start

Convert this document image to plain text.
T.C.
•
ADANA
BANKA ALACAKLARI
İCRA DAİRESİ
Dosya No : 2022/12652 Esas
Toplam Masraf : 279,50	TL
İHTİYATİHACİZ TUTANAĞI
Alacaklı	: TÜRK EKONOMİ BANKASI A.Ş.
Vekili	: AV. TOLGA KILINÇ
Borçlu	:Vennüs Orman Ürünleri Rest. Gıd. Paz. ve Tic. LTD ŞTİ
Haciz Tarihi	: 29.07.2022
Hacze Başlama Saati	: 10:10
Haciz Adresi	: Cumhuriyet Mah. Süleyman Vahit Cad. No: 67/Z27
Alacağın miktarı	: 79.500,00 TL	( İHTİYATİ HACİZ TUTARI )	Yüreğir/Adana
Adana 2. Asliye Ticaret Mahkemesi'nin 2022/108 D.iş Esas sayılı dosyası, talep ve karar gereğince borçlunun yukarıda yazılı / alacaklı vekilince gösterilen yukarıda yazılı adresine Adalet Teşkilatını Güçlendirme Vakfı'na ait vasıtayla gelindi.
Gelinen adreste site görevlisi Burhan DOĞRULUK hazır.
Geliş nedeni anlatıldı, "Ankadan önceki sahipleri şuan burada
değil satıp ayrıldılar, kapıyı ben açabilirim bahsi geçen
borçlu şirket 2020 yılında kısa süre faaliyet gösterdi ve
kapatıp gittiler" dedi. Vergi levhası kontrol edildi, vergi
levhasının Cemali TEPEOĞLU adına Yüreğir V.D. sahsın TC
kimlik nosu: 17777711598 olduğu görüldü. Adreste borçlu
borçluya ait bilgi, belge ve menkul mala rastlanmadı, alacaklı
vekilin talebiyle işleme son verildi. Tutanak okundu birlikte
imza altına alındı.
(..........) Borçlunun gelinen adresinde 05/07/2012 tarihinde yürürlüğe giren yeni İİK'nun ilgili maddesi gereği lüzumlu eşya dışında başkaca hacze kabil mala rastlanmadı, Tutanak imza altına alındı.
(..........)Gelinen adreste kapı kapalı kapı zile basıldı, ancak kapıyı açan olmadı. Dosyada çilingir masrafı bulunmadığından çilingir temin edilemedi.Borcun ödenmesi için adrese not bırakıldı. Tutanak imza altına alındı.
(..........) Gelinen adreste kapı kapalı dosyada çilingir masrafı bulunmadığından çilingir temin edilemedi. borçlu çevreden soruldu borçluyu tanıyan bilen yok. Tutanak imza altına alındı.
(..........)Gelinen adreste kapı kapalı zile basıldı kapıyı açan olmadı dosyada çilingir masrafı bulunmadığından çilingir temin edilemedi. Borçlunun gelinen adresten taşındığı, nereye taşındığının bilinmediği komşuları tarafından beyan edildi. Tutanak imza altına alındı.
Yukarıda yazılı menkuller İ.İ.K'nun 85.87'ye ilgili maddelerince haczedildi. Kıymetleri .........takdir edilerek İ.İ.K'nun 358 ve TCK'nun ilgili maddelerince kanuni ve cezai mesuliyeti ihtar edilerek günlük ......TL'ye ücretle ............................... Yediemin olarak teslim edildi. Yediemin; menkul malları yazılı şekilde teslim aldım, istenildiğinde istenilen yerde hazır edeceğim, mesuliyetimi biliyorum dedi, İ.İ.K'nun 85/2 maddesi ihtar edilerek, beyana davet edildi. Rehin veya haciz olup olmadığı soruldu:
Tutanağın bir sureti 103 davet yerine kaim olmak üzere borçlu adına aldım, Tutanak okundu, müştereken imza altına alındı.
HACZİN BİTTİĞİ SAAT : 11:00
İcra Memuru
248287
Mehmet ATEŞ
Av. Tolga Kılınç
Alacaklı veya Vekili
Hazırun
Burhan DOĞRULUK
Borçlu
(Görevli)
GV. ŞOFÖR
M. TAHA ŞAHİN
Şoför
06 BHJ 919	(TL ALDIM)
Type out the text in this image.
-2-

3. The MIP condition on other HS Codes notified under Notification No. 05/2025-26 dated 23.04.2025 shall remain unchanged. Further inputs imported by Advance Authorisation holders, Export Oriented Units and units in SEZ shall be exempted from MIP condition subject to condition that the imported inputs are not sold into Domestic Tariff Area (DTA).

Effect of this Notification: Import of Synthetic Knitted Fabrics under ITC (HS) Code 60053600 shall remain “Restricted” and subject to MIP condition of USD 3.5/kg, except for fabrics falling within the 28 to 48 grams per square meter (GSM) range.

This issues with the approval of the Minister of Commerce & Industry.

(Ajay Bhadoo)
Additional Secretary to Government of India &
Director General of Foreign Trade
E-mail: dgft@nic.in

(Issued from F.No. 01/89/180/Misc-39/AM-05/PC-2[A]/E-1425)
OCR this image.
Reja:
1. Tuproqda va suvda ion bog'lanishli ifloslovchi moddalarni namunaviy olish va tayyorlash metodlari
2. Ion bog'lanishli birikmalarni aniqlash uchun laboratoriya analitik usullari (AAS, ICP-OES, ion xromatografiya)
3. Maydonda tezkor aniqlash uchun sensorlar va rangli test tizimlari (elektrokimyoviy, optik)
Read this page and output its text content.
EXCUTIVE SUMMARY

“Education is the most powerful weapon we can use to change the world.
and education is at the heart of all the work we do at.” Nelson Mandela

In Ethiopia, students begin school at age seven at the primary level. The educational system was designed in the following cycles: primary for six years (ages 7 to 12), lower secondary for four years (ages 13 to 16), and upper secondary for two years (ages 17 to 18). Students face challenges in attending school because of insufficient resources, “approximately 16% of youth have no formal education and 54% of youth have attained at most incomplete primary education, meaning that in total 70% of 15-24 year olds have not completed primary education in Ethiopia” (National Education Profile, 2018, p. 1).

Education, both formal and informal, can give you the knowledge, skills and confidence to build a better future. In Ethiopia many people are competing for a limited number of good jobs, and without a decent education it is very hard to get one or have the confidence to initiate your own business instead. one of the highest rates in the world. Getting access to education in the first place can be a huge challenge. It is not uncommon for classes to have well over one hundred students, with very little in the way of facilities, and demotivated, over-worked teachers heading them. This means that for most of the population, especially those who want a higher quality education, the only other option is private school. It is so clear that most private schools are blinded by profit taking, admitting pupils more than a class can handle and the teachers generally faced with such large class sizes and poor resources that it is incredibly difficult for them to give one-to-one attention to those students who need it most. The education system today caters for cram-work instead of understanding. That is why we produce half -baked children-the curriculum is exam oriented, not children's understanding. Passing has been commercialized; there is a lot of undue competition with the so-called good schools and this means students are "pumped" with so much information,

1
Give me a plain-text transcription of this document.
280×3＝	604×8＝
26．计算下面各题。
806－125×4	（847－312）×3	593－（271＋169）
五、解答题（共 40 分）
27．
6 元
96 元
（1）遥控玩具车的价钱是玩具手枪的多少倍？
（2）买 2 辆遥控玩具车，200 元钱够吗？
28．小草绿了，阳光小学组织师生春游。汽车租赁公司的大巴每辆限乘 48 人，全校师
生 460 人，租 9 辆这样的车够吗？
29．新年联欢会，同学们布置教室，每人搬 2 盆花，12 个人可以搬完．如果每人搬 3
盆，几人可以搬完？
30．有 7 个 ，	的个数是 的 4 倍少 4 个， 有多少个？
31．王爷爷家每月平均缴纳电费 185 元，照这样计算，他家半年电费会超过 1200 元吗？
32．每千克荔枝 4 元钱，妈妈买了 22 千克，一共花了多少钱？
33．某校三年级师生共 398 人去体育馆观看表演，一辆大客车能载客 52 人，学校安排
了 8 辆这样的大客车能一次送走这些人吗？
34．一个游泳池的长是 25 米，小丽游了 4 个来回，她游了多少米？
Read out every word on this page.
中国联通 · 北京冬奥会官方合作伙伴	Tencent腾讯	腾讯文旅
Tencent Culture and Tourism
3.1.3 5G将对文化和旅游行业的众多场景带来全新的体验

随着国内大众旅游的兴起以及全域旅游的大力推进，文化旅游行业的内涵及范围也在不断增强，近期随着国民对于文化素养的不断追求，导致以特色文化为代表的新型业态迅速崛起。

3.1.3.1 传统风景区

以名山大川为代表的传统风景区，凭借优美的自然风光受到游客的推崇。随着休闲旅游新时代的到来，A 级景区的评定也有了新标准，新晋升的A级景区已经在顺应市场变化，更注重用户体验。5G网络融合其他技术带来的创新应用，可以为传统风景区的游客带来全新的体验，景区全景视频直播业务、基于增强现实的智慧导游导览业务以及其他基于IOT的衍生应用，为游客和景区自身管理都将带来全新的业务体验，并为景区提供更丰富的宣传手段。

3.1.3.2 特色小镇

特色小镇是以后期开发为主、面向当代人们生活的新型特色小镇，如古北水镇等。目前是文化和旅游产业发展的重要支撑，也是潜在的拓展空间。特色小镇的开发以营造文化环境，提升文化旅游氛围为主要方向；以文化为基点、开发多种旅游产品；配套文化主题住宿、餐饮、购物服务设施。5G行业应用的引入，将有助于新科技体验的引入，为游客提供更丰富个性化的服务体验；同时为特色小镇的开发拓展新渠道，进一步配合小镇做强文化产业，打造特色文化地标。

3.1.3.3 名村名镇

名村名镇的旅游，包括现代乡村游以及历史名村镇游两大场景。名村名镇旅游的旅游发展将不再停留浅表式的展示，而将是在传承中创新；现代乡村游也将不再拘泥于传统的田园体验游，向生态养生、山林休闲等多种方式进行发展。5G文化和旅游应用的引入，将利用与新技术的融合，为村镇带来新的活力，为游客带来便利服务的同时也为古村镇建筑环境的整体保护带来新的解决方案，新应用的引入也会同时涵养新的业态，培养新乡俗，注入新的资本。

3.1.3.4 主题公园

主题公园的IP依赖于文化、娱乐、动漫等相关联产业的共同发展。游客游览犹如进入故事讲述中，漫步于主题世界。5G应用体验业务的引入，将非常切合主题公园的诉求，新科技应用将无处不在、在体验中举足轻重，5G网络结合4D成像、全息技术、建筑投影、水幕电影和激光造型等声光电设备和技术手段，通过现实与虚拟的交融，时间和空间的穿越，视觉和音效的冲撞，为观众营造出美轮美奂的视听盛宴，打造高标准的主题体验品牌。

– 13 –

end

* _CHALLENGE_
Say how many lines have the string "rastlanmadı" in them, offering no words beyond the number.

* _EXPECTED ANSWER_
2